[Stored dataset items]

···

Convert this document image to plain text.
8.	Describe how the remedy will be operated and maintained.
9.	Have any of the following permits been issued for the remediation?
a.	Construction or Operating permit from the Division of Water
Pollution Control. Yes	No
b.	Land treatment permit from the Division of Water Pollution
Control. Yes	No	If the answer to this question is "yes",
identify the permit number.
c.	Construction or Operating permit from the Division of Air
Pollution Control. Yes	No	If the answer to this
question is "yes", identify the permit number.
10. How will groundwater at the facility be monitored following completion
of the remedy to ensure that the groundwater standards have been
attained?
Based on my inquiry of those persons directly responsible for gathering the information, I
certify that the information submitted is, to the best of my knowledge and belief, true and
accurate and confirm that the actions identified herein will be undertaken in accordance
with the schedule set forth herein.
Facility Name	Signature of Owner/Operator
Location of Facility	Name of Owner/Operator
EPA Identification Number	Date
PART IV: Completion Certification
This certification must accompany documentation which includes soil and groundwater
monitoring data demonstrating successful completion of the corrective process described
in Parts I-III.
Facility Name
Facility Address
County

···

Set task: Write out the full listing exactly as given.

Written answer:
Convert this document image to plain text.
8.	Describe how the remedy will be operated and maintained.
9.	Have any of the following permits been issued for the remediation?
a.	Construction or Operating permit from the Division of Water
Pollution Control. Yes	No
b.	Land treatment permit from the Division of Water Pollution
Control. Yes	No	If the answer to this question is "yes",
identify the permit number.
c.	Construction or Operating permit from the Division of Air
Pollution Control. Yes	No	If the answer to this
question is "yes", identify the permit number.
10. How will groundwater at the facility be monitored following completion
of the remedy to ensure that the groundwater standards have been
attained?
Based on my inquiry of those persons directly responsible for gathering the information, I
certify that the information submitted is, to the best of my knowledge and belief, true and
accurate and confirm that the actions identified herein will be undertaken in accordance
with the schedule set forth herein.
Facility Name	Signature of Owner/Operator
Location of Facility	Name of Owner/Operator
EPA Identification Number	Date
PART IV: Completion Certification
This certification must accompany documentation which includes soil and groundwater
monitoring data demonstrating successful completion of the corrective process described
in Parts I-III.
Facility Name
Facility Address
County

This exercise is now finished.